— BEGIN SUPPLIED DATA —

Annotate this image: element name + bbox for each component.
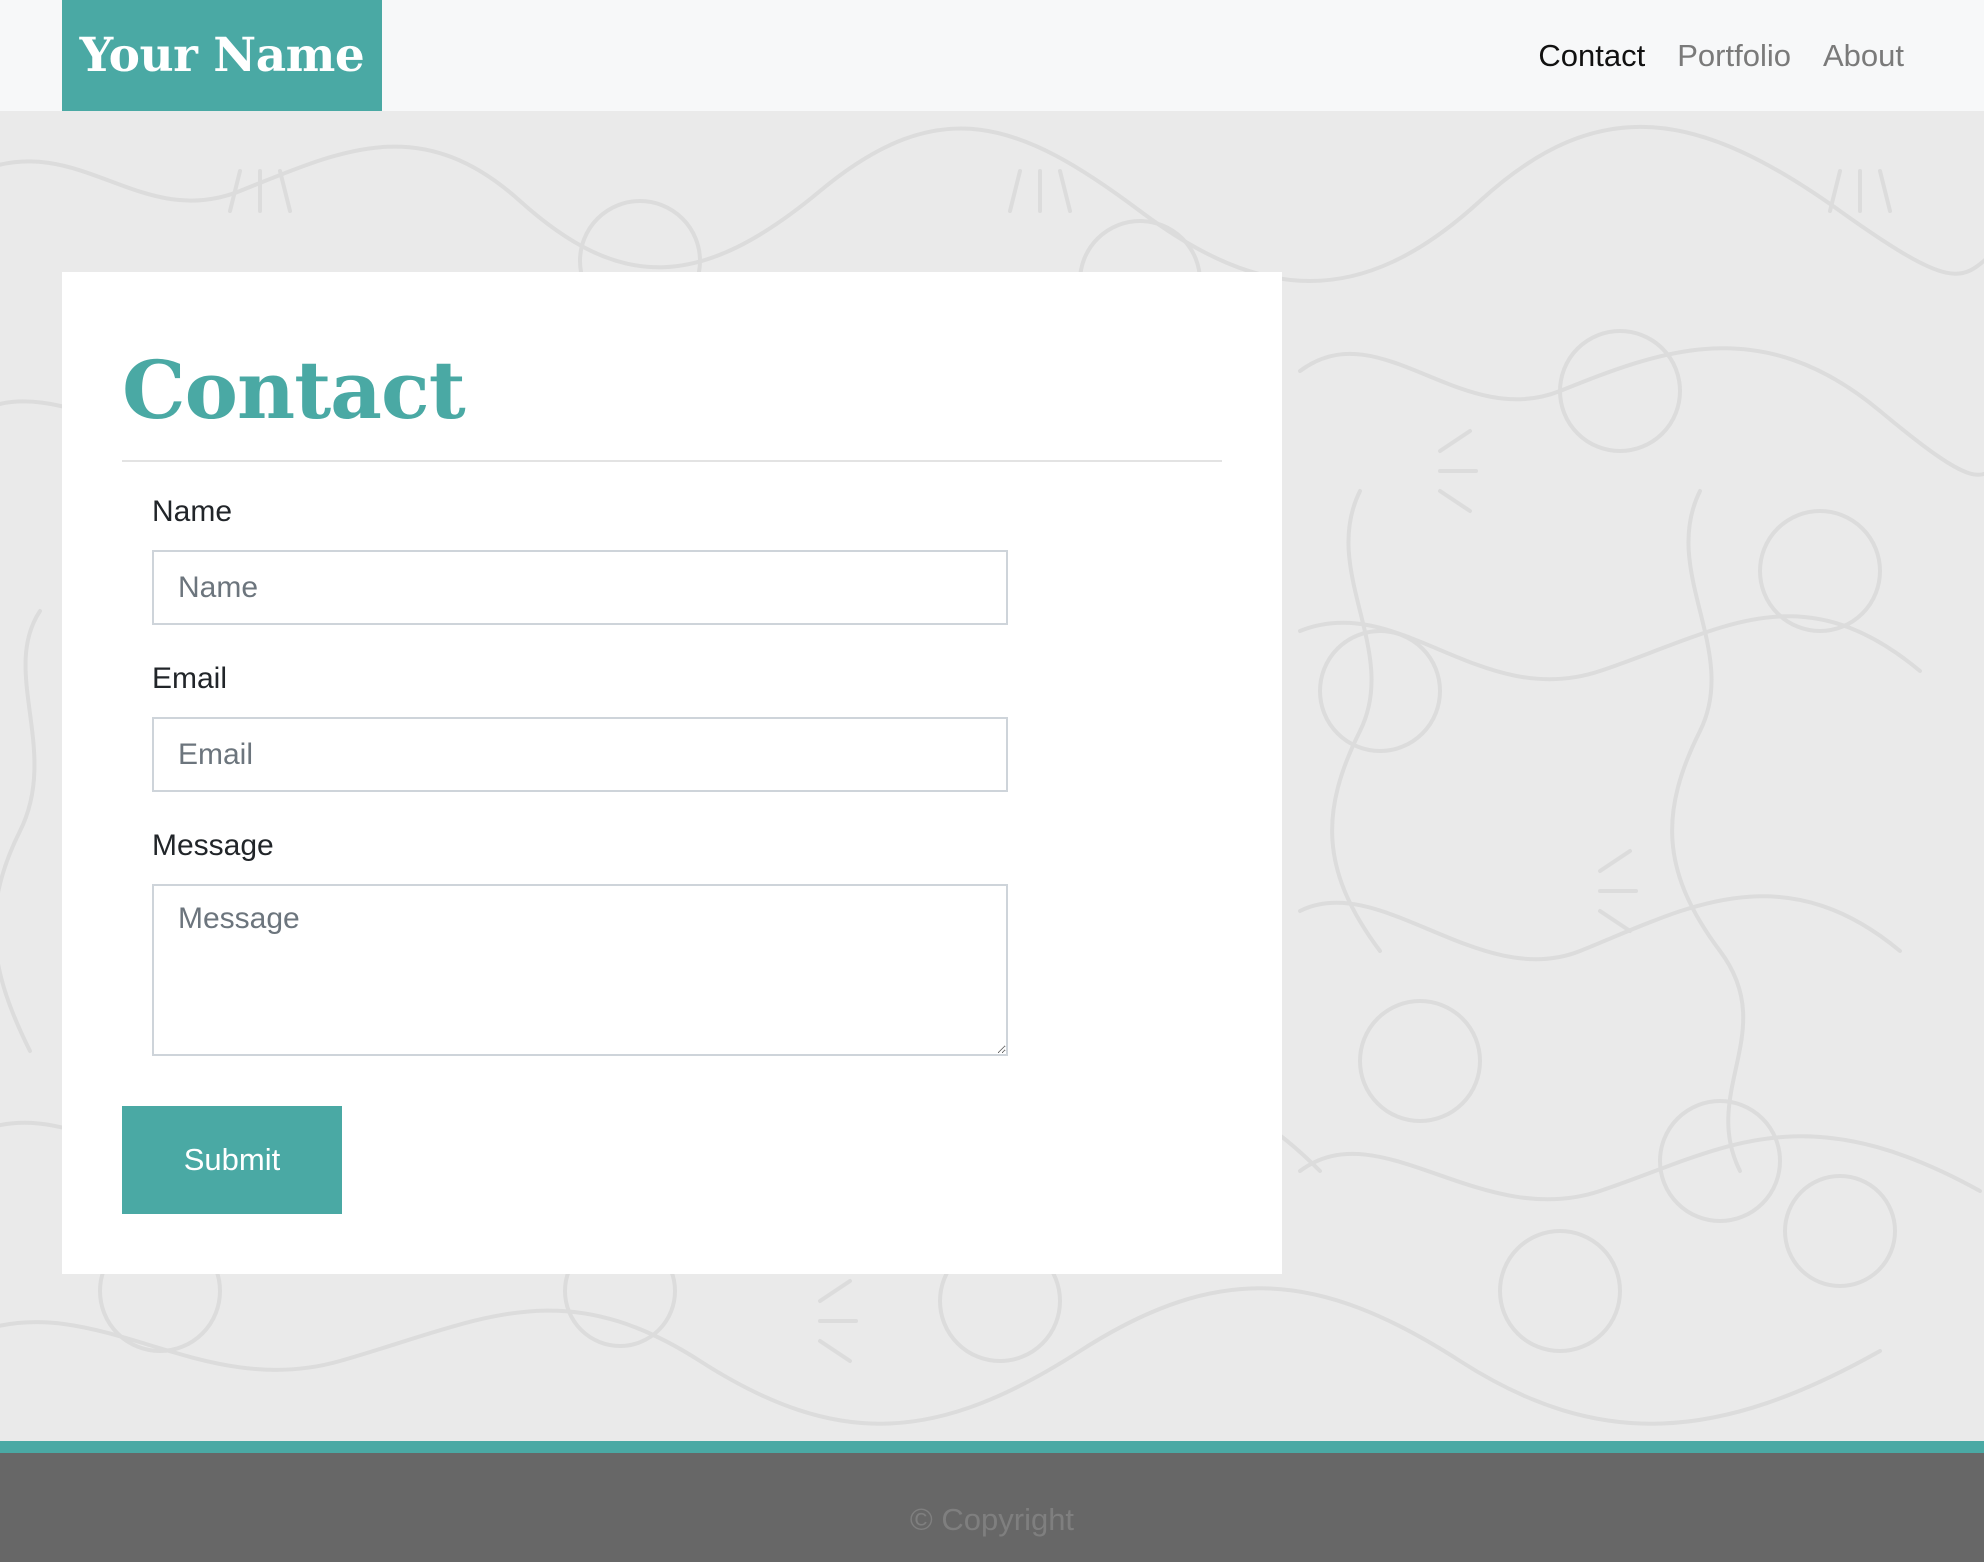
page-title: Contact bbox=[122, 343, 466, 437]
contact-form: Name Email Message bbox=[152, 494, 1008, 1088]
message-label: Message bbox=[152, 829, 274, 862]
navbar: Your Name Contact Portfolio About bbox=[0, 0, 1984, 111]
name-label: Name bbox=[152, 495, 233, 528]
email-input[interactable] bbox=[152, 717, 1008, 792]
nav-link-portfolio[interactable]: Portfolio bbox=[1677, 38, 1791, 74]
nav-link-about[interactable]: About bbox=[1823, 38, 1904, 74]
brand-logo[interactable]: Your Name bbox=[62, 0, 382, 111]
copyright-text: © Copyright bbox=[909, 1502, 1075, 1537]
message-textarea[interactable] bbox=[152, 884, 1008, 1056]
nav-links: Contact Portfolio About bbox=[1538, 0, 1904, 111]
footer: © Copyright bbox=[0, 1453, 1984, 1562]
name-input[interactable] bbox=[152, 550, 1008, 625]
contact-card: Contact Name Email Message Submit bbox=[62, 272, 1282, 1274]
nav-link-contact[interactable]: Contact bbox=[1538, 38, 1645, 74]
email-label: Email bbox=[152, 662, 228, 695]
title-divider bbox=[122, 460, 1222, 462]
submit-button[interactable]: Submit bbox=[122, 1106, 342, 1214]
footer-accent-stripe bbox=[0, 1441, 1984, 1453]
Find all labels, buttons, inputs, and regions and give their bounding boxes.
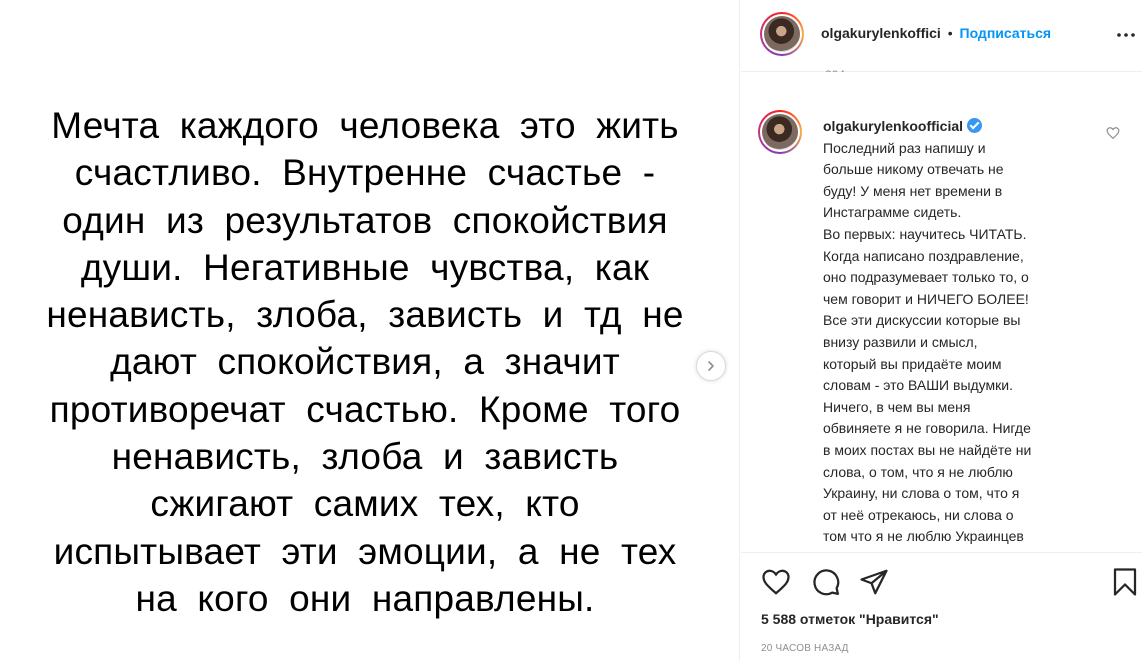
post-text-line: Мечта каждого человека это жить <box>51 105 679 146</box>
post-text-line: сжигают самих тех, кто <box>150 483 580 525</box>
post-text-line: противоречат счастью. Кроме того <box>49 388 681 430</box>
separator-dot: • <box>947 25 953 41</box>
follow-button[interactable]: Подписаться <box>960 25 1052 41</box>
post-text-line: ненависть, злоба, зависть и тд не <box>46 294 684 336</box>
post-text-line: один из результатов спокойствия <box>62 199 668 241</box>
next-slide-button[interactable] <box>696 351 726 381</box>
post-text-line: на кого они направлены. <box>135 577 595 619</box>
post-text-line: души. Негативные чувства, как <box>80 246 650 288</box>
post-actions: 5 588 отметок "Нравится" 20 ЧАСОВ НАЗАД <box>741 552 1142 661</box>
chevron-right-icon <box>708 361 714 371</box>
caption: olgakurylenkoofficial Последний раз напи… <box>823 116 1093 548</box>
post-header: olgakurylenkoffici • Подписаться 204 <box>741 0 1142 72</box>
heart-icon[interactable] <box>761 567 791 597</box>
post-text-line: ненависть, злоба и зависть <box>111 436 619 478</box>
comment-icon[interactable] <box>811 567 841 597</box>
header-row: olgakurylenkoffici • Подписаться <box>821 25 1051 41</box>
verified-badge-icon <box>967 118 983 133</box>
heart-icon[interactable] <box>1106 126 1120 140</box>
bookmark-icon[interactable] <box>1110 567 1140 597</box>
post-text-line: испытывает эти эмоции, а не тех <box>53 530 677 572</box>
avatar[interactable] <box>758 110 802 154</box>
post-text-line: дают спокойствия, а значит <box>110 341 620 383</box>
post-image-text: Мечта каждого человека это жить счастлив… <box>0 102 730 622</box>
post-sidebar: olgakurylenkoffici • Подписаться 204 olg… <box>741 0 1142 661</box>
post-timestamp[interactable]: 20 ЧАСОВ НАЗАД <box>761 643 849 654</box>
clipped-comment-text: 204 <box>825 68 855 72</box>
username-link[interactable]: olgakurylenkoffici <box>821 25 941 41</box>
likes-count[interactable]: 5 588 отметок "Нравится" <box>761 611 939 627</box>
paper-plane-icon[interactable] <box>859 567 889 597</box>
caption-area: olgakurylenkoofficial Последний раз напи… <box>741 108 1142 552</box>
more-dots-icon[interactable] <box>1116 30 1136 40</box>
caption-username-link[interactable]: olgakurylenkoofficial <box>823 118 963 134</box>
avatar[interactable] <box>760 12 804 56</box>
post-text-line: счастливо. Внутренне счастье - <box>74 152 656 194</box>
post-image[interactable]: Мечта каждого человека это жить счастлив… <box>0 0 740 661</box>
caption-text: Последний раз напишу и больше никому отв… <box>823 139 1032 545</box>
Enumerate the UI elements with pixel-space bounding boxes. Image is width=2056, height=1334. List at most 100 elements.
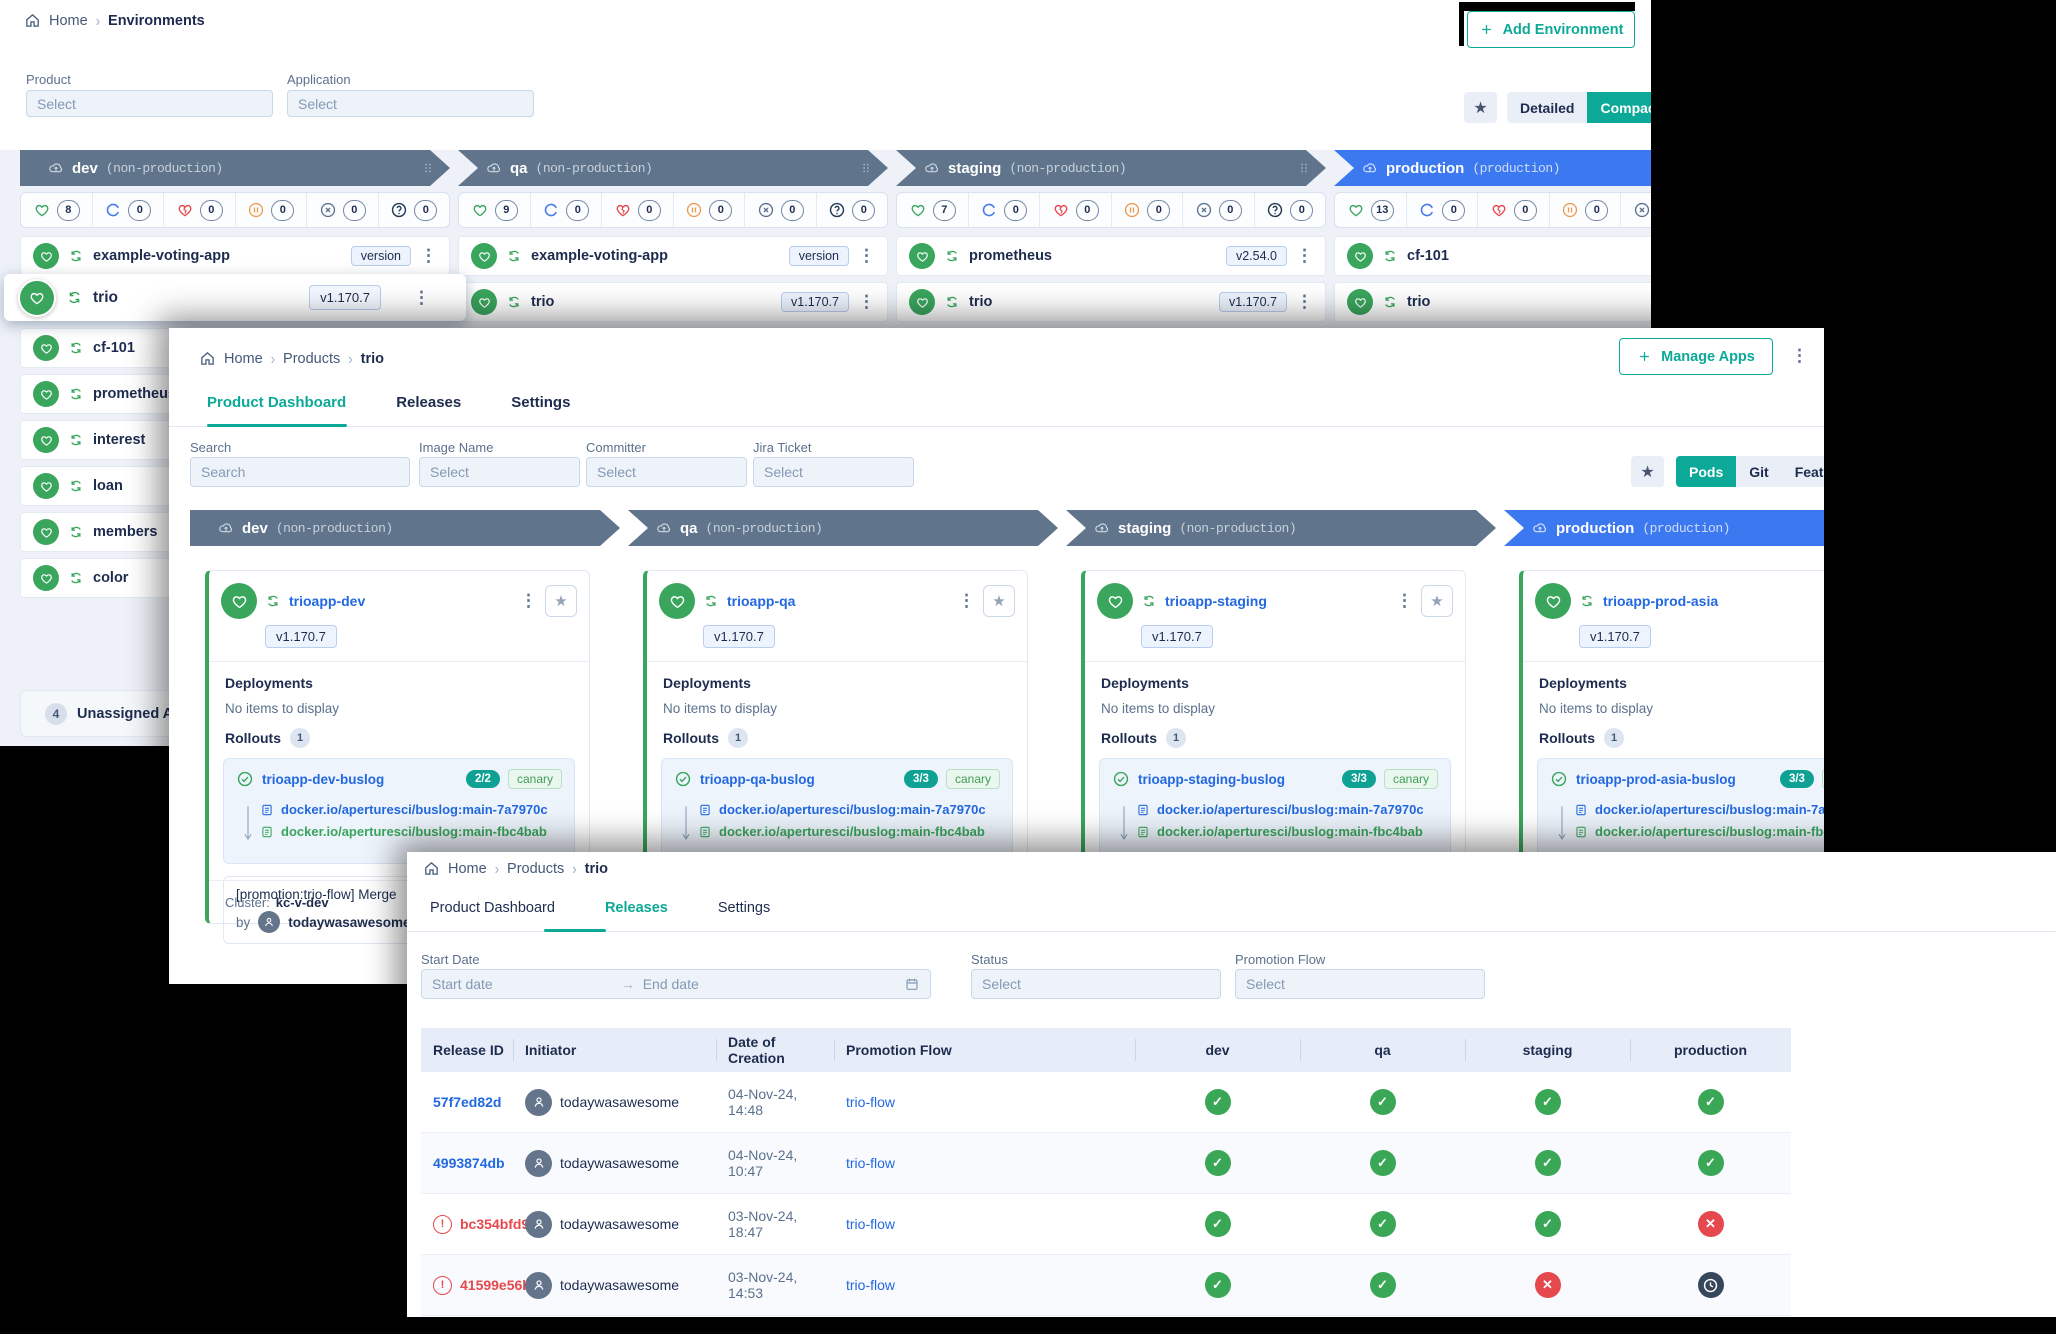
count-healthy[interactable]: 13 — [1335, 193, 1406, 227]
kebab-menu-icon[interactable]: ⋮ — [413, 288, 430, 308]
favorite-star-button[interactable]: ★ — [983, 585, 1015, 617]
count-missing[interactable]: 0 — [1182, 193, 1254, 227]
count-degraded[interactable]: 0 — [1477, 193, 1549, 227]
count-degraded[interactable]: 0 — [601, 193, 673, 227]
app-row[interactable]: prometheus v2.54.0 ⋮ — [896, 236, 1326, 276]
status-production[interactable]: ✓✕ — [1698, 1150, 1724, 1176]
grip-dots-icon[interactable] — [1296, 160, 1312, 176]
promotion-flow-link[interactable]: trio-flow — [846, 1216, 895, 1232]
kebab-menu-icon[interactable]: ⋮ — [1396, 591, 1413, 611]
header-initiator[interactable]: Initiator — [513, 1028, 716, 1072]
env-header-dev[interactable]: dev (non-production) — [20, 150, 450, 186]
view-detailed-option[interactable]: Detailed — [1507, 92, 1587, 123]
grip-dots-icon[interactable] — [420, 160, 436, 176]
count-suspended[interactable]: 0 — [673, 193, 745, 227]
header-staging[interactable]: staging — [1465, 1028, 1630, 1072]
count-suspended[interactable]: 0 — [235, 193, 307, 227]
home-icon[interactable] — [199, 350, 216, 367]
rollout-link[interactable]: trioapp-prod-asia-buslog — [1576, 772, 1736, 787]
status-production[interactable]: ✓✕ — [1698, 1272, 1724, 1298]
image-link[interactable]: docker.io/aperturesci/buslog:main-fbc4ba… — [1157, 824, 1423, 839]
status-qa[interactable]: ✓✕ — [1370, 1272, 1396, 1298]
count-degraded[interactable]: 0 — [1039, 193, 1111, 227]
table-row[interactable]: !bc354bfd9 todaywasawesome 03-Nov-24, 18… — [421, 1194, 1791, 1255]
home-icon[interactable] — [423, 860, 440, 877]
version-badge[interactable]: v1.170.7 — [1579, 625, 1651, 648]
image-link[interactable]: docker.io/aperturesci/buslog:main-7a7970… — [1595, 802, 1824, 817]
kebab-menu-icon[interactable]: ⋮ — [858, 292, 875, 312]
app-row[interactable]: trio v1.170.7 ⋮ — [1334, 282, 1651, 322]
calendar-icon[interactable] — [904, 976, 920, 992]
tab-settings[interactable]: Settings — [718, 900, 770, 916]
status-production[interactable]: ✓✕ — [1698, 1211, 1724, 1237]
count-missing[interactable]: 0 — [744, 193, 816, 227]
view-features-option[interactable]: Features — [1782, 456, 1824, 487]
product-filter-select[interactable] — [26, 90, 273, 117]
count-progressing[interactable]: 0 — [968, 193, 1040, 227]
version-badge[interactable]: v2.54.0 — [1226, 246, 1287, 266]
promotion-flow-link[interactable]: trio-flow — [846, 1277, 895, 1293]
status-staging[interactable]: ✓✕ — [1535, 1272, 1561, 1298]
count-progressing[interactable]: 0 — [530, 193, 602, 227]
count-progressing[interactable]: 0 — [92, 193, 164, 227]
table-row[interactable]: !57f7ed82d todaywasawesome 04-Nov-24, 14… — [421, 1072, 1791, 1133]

— END SUPPLIED DATA —

### [WHAT YOU NEED TO DO]
Recast the lines of the records starting at the line containing "post-text-line: Мечта каждого" and ending at the line containing "comment-icon[interactable] <box>811 567" as a JSON list of strings, with one string per line and blank lines left out.

### [TASK OUTPUT]
[
  "post-text-line: Мечта каждого человека это жить <box>51 105 679 146</box>",
  "post-text-line: сжигают самих тех, кто <box>150 483 580 525</box>",
  "post-text-line: противоречат счастью. Кроме того <box>49 388 681 430</box>",
  "separator-dot: • <box>947 25 953 41</box>",
  "follow-button[interactable]: Подписаться <box>960 25 1052 41</box>",
  "post-text-line: ненависть, злоба, зависть и тд не <box>46 294 684 336</box>",
  "post-text-line: один из результатов спокойствия <box>62 199 668 241</box>",
  "next-slide-button[interactable] <box>696 351 726 381</box>",
  "post-text-line: на кого они направлены. <box>135 577 595 619</box>",
  "post-text-line: души. Негативные чувства, как <box>80 246 650 288</box>",
  "post-actions: 5 588 отметок \"Нравится\" 20 ЧАСОВ НАЗАД <box>741 552 1142 661</box>",
  "chevron-right-icon <box>708 361 714 371</box>",
  "caption: olgakurylenkoofficial Последний раз напи… <box>823 116 1093 548</box>",
  "post-header: olgakurylenkoffici • Подписаться 204 <box>741 0 1142 72</box>",
  "heart-icon[interactable] <box>761 567 791 597</box>",
  "post-text-line: ненависть, злоба и зависть <box>111 436 619 478</box>",
  "comment-icon[interactable] <box>811 567 841 597</box>"
]